━━━ ENTRIES
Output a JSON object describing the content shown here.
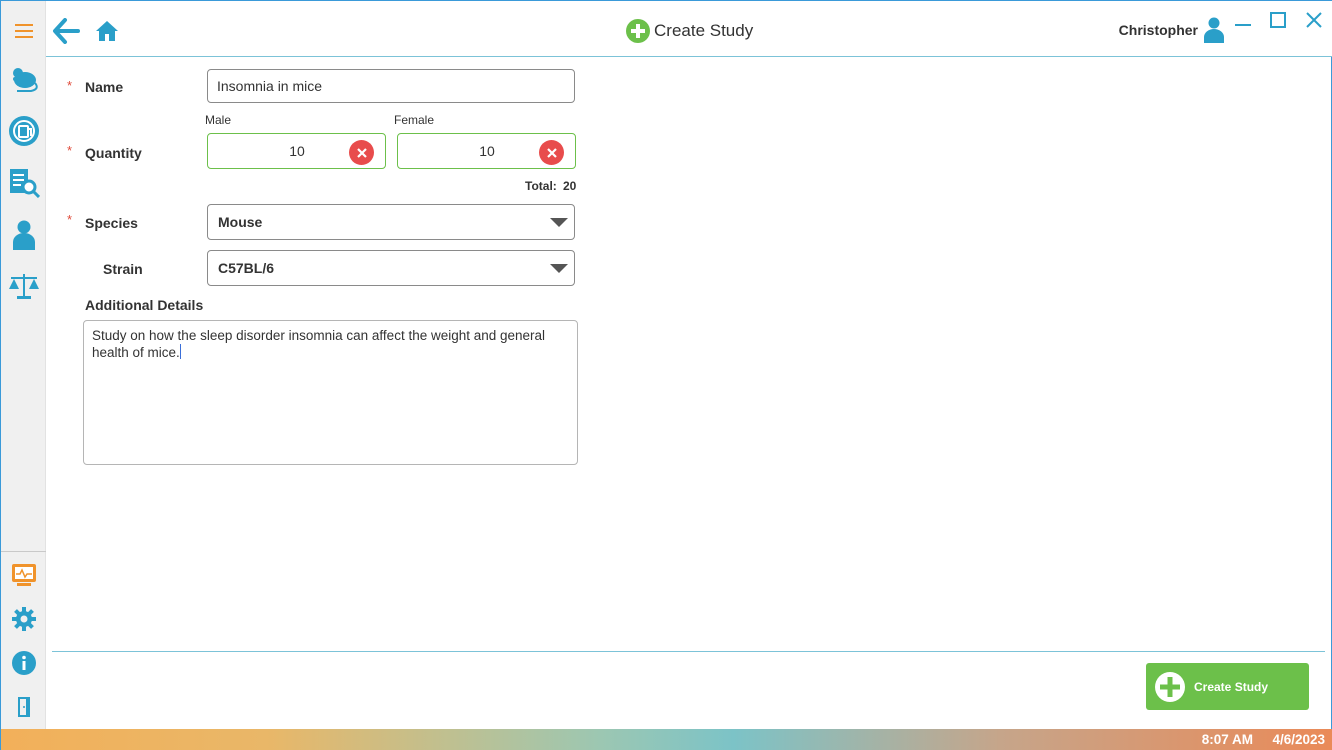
{
  "header": {
    "title": "Create Study",
    "user_name": "Christopher"
  },
  "form": {
    "name": {
      "label": "Name",
      "required_mark": "*",
      "value": "Insomnia in mice"
    },
    "quantity": {
      "label": "Quantity",
      "required_mark": "*",
      "male_label": "Male",
      "female_label": "Female",
      "male_value": "10",
      "female_value": "10",
      "total_label": "Total:",
      "total_value": "20"
    },
    "species": {
      "label": "Species",
      "required_mark": "*",
      "value": "Mouse"
    },
    "strain": {
      "label": "Strain",
      "value": "C57BL/6"
    },
    "details": {
      "label": "Additional Details",
      "value": "Study on how the sleep disorder insomnia can affect the weight and general health of mice."
    }
  },
  "footer": {
    "create_button_label": "Create Study"
  },
  "statusbar": {
    "time": "8:07 AM",
    "date": "4/6/2023"
  },
  "colors": {
    "accent_blue": "#3a9ad9",
    "accent_green": "#6cc04a",
    "error_red": "#e84c4c",
    "menu_orange": "#f0932b"
  }
}
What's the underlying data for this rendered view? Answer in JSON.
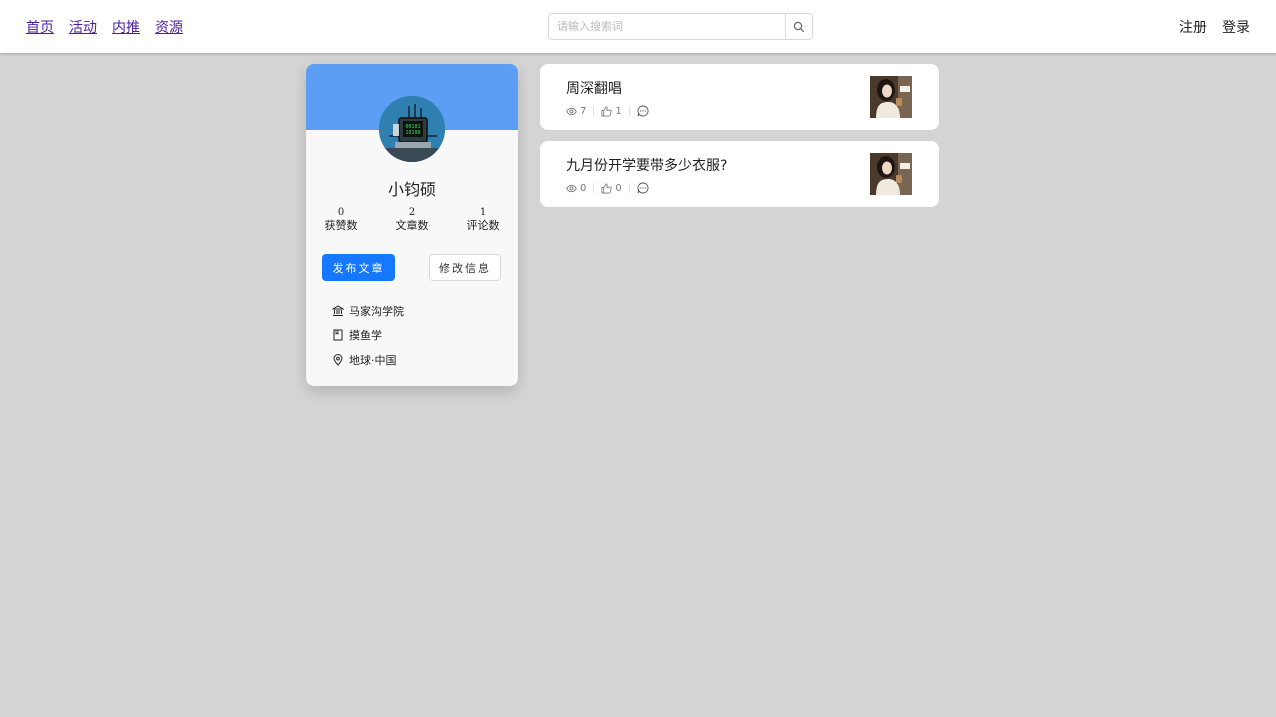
{
  "nav": {
    "links": [
      "首页",
      "活动",
      "内推",
      "资源"
    ],
    "search_placeholder": "请输入搜索词",
    "register": "注册",
    "login": "登录"
  },
  "profile": {
    "name": "小钧硕",
    "stats": [
      {
        "value": "0",
        "label": "获赞数"
      },
      {
        "value": "2",
        "label": "文章数"
      },
      {
        "value": "1",
        "label": "评论数"
      }
    ],
    "publish_button": "发布文章",
    "edit_button": "修改信息",
    "school": "马家沟学院",
    "major": "摸鱼学",
    "location": "地球·中国"
  },
  "articles": [
    {
      "title": "周深翻唱",
      "views": "7",
      "likes": "1"
    },
    {
      "title": "九月份开学要带多少衣服?",
      "views": "0",
      "likes": "0"
    }
  ],
  "colors": {
    "accent": "#1677ff",
    "banner": "#5b9ef4",
    "background": "#d4d4d4"
  }
}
━━━━━━
→ AIM OF THE EXERCISE
Locate the lines above that contain "JSON" and copy them.

→ SOLUTION TO THIS PROBLEM
Output a JSON object describing the content shown here.
What's the underlying data for this rendered view? Answer in JSON.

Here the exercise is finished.